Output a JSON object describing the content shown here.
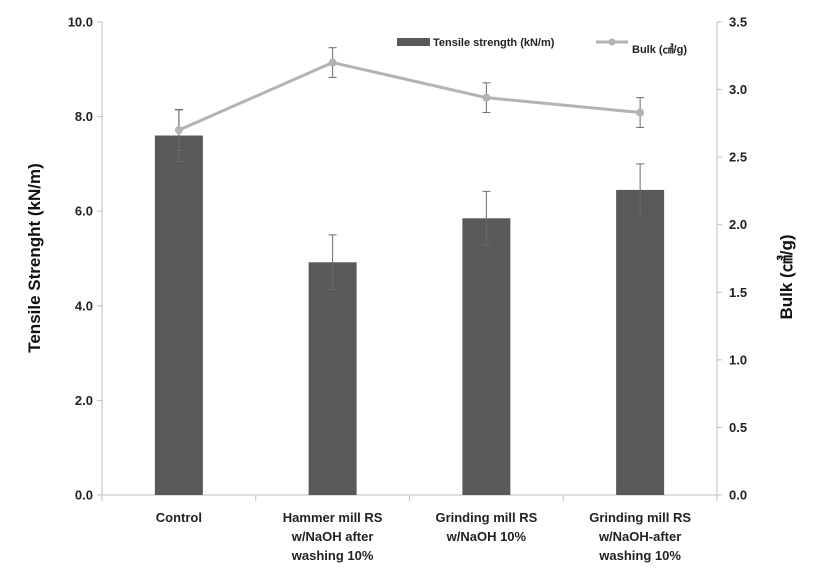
{
  "chart_data": {
    "type": "bar+line",
    "categories": [
      [
        "Control"
      ],
      [
        "Hammer mill RS",
        "w/NaOH after",
        "washing 10%"
      ],
      [
        "Grinding mill RS",
        "w/NaOH 10%"
      ],
      [
        "Grinding mill RS",
        "w/NaOH-after",
        "washing 10%"
      ]
    ],
    "series": [
      {
        "name": "Tensile strength (kN/m)",
        "type": "bar",
        "axis": "left",
        "color": "#595959",
        "values": [
          7.6,
          4.92,
          5.85,
          6.45
        ],
        "errors": [
          0.55,
          0.58,
          0.57,
          0.55
        ]
      },
      {
        "name": "Bulk (㎤/g)",
        "type": "line",
        "axis": "right",
        "color": "#b3b3b3",
        "values": [
          2.7,
          3.2,
          2.94,
          2.83
        ],
        "errors": [
          0.15,
          0.11,
          0.11,
          0.11
        ]
      }
    ],
    "ylabel_left": "Tensile Strenght (kN/m)",
    "ylabel_right": "Bulk (㎤/g)",
    "ylim_left": [
      0,
      10
    ],
    "ylim_right": [
      0,
      3.5
    ],
    "yticks_left": [
      "0.0",
      "2.0",
      "4.0",
      "6.0",
      "8.0",
      "10.0"
    ],
    "yticks_right": [
      "0.0",
      "0.5",
      "1.0",
      "1.5",
      "2.0",
      "2.5",
      "3.0",
      "3.5"
    ],
    "legend_position": "top-right",
    "grid": false
  }
}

Task to complete: Copy every entry exactly as written. Pictures are excluded.

Solution to this task:
Output a JSON object describing the content shown here.
{
  "chart_data": {
    "type": "bar+line",
    "categories": [
      [
        "Control"
      ],
      [
        "Hammer mill RS",
        "w/NaOH after",
        "washing 10%"
      ],
      [
        "Grinding mill RS",
        "w/NaOH 10%"
      ],
      [
        "Grinding mill RS",
        "w/NaOH-after",
        "washing 10%"
      ]
    ],
    "series": [
      {
        "name": "Tensile strength (kN/m)",
        "type": "bar",
        "axis": "left",
        "color": "#595959",
        "values": [
          7.6,
          4.92,
          5.85,
          6.45
        ],
        "errors": [
          0.55,
          0.58,
          0.57,
          0.55
        ]
      },
      {
        "name": "Bulk (㎤/g)",
        "type": "line",
        "axis": "right",
        "color": "#b3b3b3",
        "values": [
          2.7,
          3.2,
          2.94,
          2.83
        ],
        "errors": [
          0.15,
          0.11,
          0.11,
          0.11
        ]
      }
    ],
    "ylabel_left": "Tensile Strenght (kN/m)",
    "ylabel_right": "Bulk (㎤/g)",
    "ylim_left": [
      0,
      10
    ],
    "ylim_right": [
      0,
      3.5
    ],
    "yticks_left": [
      "0.0",
      "2.0",
      "4.0",
      "6.0",
      "8.0",
      "10.0"
    ],
    "yticks_right": [
      "0.0",
      "0.5",
      "1.0",
      "1.5",
      "2.0",
      "2.5",
      "3.0",
      "3.5"
    ],
    "legend_position": "top-right",
    "grid": false
  }
}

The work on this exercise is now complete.